Dataset rows:
-- Start --

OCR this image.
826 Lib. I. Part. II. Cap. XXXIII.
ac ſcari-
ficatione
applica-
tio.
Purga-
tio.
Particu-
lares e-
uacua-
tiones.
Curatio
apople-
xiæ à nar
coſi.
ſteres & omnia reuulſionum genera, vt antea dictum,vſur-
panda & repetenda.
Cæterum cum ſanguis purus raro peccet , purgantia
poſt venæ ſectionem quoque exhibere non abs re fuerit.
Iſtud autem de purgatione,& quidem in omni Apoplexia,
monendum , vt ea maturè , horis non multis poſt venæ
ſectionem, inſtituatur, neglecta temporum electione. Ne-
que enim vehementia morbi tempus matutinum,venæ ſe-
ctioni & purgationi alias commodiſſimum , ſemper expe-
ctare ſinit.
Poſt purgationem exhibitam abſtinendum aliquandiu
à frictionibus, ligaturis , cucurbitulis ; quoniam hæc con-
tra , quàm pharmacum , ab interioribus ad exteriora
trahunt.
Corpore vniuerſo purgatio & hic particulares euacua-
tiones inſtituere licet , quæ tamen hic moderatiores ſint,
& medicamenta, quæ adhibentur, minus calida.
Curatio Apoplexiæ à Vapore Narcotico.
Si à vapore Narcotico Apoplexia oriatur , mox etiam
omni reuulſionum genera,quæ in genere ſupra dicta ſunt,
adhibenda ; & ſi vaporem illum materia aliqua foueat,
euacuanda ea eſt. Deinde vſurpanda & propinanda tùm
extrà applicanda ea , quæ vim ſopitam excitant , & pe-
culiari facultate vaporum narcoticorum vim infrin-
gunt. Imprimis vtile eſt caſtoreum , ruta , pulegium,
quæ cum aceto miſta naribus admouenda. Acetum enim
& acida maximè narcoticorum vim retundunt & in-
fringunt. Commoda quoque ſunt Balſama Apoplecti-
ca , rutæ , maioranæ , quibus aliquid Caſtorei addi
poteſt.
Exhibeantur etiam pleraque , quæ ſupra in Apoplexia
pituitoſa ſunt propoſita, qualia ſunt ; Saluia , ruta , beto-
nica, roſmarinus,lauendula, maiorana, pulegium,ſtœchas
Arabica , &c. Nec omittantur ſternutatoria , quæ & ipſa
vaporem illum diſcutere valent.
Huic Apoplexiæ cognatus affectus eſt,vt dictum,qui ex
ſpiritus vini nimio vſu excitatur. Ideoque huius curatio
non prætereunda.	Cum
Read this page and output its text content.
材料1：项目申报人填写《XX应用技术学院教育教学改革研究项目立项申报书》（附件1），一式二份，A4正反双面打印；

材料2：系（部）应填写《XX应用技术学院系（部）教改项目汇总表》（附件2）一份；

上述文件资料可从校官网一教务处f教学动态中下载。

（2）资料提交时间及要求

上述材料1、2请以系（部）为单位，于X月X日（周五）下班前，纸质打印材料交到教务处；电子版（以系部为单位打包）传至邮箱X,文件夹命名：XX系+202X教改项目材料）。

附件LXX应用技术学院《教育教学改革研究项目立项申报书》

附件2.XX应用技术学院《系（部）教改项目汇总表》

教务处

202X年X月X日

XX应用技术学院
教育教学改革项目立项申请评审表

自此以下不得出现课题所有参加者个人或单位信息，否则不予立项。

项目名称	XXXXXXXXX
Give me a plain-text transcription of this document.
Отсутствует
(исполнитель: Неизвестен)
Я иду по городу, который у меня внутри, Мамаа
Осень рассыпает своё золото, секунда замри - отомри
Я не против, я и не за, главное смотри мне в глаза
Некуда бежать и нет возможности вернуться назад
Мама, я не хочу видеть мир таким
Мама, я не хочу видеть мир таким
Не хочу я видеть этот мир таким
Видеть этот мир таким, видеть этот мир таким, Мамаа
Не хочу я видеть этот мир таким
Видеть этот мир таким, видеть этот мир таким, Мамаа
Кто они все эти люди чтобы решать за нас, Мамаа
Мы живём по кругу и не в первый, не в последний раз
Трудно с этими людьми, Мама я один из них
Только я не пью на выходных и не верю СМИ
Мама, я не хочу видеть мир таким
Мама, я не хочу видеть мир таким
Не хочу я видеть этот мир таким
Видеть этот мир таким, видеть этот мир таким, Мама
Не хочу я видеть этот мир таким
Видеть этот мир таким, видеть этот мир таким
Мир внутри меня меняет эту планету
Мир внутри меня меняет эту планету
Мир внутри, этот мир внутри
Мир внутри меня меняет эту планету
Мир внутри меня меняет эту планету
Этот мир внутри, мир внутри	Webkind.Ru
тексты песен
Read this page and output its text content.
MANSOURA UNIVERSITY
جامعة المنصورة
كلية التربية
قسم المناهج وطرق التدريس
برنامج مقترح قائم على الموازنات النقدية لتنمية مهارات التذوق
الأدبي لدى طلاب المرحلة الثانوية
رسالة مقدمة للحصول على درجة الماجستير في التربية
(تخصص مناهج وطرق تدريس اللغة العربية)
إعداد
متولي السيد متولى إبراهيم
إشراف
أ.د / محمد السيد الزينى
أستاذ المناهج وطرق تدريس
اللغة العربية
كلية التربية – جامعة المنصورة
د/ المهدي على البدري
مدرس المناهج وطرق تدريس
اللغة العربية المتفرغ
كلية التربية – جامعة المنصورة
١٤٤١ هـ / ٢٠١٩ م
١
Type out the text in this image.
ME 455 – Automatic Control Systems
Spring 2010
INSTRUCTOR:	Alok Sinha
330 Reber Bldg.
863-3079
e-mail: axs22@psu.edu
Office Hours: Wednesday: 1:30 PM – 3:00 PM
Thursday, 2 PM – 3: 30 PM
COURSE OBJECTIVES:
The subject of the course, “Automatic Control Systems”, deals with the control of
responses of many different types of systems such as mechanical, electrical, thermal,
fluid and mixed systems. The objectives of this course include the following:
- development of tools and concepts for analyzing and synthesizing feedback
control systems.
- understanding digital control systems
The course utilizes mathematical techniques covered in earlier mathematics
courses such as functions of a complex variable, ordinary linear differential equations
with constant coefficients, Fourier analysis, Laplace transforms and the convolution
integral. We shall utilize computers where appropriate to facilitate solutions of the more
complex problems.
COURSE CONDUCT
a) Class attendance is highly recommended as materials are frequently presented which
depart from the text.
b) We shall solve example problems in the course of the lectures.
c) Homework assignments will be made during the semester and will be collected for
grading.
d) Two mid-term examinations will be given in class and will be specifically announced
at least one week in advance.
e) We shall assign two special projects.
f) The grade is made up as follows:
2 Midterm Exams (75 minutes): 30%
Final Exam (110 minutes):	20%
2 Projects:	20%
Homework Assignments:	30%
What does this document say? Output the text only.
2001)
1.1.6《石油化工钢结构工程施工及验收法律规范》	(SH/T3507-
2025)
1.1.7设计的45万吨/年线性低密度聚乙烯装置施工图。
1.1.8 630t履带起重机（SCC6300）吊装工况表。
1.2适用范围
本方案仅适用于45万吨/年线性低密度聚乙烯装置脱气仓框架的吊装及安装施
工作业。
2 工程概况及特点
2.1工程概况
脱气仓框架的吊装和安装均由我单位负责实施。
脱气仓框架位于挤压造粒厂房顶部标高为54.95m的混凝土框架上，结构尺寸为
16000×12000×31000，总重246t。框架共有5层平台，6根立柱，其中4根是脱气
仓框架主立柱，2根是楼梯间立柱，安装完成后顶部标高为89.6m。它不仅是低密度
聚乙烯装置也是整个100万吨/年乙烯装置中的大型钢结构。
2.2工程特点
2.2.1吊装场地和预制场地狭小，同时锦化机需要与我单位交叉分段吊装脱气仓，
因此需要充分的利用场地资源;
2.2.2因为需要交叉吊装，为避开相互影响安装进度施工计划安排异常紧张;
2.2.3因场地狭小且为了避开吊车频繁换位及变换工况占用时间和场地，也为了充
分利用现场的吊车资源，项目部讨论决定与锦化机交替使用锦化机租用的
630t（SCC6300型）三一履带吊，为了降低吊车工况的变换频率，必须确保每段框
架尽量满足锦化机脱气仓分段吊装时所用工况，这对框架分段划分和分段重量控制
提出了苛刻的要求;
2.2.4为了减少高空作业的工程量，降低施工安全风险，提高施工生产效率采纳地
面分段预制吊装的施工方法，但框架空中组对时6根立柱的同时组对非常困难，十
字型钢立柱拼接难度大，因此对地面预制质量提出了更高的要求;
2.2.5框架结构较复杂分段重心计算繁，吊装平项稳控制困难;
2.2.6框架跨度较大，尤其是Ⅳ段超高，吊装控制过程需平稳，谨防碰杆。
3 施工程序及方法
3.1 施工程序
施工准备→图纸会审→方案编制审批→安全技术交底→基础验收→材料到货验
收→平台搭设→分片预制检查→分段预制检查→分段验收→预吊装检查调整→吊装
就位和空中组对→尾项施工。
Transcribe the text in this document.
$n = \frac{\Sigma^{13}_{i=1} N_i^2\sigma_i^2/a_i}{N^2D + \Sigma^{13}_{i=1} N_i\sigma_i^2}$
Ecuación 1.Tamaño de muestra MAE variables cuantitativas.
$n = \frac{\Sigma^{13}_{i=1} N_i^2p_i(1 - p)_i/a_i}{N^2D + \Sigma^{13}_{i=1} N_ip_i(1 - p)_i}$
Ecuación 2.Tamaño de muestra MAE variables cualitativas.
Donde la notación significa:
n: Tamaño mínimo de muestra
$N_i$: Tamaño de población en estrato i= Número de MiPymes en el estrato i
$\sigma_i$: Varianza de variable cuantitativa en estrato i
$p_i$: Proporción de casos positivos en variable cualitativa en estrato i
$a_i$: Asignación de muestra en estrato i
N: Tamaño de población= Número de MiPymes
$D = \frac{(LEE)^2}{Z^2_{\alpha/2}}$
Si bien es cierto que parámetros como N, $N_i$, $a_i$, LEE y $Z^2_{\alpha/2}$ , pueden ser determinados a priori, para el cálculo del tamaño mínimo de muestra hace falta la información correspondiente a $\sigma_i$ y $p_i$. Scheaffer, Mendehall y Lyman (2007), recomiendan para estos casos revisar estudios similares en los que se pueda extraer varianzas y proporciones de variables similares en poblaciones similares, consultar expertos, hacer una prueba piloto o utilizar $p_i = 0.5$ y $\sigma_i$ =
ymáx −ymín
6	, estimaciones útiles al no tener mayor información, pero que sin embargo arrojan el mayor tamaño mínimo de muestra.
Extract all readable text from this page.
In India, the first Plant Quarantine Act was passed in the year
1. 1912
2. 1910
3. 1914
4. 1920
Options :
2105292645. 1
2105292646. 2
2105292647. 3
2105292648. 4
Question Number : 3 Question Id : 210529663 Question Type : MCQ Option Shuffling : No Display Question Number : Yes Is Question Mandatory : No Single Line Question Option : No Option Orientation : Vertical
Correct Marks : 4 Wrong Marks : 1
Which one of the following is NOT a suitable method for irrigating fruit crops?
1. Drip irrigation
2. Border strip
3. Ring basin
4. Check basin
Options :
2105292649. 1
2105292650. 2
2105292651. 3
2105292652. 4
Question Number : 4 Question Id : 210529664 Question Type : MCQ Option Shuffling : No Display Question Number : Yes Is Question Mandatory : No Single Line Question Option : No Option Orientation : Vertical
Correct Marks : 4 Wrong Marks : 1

-- End --

**GIVEN TASK:** Write out every line of the entries that holds the word "casos".

**RESULT OF THE TASK:**
$p_i$: Proporción de casos positivos en variable cualitativa en estrato i
Si bien es cierto que parámetros como N, $N_i$, $a_i$, LEE y $Z^2_{\alpha/2}$ , pueden ser determinados a priori, para el cálculo del tamaño mínimo de muestra hace falta la información correspondiente a $\sigma_i$ y $p_i$. Scheaffer, Mendehall y Lyman (2007), recomiendan para estos casos revisar estudios similares en los que se pueda extraer varianzas y proporciones de variables similares en poblaciones similares, consultar expertos, hacer una prueba piloto o utilizar $p_i = 0.5$ y $\sigma_i$ =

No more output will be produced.